Testo da leggere ->
•••

Sabato, 13 Luglio 2024
Incidenti stradali Alife

Morti nello schianto sulla Provinciale: disposta l'autopsia su Roberto e Marcello

Il 28enne di Alife giocava a calcio con la Santangiolese. Il militare candidato alle elezioni comunali

Sarà l'autopsia a chiarire le cause del decesso di Marcello Mastrangelo, militare di Piedimonte Matese in servizio a Cava de' Tirreni, e Roberto Reveglia, 28enne di Alife, morti nel tremendo schianto sulla 331 nella notte. Il magistrato di turno ha disposto il sequestro dei corpi che sono stati trasferiti all'Istituto di Medicina Legale dell'Ospedale di Caserta dove verrà effettuato nei prossimi giorni l'accertamento medico legale.

Era da poco trascorsa l'1 di notte quando i due, a bordo di una Bmw ed un'Alfa Mito, si sono scontrati frontalmente all'altezza di un distributore di carburante Tamoil, nel comune di Alife. Un impatto violentissimo con le due auto che sono finite ai margini opposti della carreggiata. Da chiarire la dinamica su cui sono in corso indagini da parte dei carabinieri di Piedimonte Matese. 

La notizia della tragedia si è ben presto diffusa lasciando nello sconforto quanti conoscevano le due vittime. Roberto amava il calcio, sport che ha praticato con la Real Santangiolese. "Eri una persona buona, mettevi il cuore in tutto ciò che facevi.  Sei stato con noi diversi anni, come portiere, come attaccante, ma soprattutto come un fratello.  Il tuo spirito di sacrificio ti distingueva dalla massa, con il tuo umorismo hai sempre strappato un sorriso a chi ti era vicino.  Eri e sei ancora una persona speciale.  Ti vogliamo bene Robè!  Riposa in pace. Per sempre con noi. Sant'Angelo D'Alife sarà sempre casa tua", si legge in un post della società.

Mastrangelo, invece, era molto conosciuto a Piedimonte dove alle ultime elezioni comunali era stato candidato nella lista "Per Piedimonte" a sostegno della candidatura a sindaco di Andrea Boggia. "Buon viaggio amico mio. Dopo quasi 30 anni posso dire che mi mancherai", scrive un collega sui social. "Non ci credo ancora. Sto guidando ascoltando i nostri vocali dove sei sempre il cazzaro che conosco. La mente viaggia nelle cose fatte insieme per non pensare a ciò che è accaduto questa notte", aggiunge un altro.

•••

Materiale fornito ->
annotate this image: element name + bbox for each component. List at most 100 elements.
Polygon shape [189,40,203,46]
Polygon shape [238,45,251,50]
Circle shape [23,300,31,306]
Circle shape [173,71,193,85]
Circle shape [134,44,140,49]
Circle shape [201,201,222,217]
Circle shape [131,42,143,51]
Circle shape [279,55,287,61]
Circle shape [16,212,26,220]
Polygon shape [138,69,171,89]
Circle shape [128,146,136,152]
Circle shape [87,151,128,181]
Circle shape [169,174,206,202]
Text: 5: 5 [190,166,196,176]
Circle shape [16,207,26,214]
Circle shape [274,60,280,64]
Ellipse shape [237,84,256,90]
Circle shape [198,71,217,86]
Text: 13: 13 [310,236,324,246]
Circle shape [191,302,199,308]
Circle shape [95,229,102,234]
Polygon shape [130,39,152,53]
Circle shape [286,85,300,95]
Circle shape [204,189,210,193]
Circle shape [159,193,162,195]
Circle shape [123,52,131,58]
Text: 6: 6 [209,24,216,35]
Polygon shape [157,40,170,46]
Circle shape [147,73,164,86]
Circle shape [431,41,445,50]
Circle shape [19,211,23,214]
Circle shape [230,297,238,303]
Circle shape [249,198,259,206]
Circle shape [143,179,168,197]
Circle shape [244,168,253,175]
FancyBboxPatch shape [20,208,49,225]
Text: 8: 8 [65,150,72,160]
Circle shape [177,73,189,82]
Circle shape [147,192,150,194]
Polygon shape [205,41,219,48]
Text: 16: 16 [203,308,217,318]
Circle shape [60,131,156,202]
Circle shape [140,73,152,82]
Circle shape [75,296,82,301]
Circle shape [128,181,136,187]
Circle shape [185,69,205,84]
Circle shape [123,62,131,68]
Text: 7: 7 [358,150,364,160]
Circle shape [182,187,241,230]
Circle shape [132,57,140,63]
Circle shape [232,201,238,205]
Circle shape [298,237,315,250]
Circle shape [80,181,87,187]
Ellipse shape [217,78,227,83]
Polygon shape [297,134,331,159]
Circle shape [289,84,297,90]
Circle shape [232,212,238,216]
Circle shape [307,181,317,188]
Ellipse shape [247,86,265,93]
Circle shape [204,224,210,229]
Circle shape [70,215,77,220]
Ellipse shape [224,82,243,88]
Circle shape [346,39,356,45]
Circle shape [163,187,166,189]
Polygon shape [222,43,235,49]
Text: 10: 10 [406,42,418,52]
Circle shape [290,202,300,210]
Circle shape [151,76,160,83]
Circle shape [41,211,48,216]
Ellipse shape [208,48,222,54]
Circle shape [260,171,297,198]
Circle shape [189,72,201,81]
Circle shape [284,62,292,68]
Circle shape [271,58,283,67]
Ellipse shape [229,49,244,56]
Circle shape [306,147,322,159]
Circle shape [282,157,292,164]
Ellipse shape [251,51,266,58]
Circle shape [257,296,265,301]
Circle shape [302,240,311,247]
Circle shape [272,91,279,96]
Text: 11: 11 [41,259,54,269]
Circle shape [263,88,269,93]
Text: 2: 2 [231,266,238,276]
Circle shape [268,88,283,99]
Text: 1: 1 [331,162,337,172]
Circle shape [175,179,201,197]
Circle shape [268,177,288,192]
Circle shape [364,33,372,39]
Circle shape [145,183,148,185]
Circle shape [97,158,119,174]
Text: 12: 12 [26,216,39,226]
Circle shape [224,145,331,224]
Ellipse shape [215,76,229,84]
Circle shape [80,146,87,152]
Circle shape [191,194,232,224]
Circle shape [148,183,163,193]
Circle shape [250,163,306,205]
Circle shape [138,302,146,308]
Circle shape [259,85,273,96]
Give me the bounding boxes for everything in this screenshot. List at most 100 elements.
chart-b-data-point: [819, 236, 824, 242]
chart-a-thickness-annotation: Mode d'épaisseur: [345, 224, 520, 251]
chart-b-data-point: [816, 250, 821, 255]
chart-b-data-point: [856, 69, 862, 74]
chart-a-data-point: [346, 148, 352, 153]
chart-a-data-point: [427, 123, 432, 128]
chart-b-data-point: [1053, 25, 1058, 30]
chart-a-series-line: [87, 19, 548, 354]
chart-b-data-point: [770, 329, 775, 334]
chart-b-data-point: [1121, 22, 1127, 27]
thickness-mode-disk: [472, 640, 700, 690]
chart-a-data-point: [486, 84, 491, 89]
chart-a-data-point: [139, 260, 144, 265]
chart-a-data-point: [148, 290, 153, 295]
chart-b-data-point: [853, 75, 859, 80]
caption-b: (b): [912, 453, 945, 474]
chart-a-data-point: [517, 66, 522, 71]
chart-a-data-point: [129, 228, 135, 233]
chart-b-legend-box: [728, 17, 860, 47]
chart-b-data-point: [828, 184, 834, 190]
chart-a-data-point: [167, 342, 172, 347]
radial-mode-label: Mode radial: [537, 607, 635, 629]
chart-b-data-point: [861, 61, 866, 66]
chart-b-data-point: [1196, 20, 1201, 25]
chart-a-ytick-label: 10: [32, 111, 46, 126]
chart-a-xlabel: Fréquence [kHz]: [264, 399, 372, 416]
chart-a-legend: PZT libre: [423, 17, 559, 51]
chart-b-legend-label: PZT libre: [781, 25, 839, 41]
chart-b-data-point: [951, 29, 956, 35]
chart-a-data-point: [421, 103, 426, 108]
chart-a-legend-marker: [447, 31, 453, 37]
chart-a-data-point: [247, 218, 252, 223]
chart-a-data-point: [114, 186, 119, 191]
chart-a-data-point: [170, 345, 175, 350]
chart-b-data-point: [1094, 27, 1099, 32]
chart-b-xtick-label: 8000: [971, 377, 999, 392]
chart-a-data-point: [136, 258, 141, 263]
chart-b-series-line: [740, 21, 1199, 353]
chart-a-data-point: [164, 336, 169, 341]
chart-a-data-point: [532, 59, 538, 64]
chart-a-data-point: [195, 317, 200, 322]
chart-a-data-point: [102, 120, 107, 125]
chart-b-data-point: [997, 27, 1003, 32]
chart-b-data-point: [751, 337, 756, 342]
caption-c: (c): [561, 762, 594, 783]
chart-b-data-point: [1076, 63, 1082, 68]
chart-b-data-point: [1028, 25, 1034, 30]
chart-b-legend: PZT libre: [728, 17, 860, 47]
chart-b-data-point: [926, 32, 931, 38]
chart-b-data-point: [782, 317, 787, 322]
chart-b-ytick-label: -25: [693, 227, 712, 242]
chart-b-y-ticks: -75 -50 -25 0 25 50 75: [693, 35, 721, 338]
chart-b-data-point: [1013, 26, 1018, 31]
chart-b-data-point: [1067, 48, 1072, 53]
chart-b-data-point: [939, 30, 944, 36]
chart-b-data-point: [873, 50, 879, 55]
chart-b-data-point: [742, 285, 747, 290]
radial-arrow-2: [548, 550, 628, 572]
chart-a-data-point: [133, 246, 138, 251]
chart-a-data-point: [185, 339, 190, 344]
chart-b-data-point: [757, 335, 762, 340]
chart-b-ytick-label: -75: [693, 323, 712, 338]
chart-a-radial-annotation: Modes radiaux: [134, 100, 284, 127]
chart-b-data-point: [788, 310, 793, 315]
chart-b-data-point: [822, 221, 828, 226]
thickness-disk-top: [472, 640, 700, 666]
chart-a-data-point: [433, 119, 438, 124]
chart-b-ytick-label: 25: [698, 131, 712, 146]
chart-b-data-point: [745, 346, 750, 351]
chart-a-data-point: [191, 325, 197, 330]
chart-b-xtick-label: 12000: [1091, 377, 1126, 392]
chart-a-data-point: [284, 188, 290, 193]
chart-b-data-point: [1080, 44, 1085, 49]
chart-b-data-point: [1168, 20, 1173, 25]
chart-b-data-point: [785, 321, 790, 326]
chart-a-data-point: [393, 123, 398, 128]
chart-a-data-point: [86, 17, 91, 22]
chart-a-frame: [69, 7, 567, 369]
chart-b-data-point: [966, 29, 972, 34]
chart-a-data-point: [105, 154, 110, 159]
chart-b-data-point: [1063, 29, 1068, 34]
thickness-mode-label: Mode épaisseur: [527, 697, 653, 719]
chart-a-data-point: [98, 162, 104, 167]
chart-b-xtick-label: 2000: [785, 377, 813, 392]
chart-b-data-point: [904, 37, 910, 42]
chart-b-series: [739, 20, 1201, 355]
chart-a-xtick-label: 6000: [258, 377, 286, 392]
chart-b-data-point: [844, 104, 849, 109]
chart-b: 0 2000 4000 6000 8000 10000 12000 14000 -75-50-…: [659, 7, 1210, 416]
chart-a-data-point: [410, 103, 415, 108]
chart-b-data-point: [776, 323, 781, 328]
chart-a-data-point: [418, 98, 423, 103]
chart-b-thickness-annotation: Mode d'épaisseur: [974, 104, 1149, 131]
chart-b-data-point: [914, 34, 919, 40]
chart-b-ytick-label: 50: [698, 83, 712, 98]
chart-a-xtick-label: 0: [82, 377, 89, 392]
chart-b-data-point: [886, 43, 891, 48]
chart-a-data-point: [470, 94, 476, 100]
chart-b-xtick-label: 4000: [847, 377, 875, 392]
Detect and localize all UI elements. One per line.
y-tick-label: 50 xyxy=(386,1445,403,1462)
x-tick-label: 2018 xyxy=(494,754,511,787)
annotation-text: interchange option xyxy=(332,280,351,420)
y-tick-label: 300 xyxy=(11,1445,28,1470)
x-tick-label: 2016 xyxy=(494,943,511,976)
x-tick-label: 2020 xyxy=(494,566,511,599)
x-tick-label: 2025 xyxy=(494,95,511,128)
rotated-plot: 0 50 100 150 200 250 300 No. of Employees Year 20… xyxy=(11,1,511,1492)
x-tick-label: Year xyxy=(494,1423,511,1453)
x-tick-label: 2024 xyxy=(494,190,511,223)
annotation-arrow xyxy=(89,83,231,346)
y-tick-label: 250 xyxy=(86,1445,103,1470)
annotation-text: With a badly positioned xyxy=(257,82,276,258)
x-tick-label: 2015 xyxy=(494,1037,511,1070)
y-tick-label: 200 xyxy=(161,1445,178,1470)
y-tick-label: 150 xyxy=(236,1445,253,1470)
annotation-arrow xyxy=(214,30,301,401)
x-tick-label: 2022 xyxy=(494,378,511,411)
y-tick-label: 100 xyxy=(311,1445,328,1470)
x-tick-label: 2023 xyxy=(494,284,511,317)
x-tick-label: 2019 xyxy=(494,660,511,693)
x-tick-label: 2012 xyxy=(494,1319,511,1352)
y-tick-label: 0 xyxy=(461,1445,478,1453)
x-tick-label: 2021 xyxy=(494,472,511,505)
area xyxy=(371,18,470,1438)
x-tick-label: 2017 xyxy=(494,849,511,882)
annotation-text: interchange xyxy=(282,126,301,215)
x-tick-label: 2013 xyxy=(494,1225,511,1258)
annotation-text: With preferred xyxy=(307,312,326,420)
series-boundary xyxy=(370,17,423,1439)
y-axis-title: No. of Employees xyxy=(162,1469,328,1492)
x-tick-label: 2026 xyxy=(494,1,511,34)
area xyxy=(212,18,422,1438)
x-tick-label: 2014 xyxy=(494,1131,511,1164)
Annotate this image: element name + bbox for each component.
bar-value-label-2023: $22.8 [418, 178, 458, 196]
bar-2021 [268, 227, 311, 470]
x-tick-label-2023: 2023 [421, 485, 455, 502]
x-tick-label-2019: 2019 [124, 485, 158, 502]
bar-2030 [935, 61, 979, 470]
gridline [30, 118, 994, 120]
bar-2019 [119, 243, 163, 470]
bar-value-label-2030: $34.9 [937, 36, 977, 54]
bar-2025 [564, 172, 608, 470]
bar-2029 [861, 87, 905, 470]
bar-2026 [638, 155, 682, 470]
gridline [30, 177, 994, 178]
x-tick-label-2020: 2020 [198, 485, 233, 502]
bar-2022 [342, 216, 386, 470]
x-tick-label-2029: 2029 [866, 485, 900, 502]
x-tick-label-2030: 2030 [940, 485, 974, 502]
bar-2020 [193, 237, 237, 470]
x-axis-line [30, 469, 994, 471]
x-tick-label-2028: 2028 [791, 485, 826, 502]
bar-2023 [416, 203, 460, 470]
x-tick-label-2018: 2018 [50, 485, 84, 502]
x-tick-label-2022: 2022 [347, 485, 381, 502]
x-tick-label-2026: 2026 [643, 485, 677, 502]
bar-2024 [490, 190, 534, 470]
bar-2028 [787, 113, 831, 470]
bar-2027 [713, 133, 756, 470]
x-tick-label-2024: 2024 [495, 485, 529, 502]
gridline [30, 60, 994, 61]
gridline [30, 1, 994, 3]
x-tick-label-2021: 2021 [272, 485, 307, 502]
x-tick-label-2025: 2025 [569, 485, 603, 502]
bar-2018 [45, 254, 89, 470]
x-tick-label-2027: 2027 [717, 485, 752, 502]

•••

Cosa fare ->
**1)** Secondo l'articolo, dove sono stati trasferiti i corpi delle due vittime?
**2)** Elenca, per favore, tutte le località nominate nell'articolo.

Le tue risposte ->
**1)** All'Istituto di Medicina Legale dell'Ospedale di Caserta.

**2)** Alife, Piedimonte Matese, Cava de' Tirreni, Caserta, Sant'Angelo D'Alife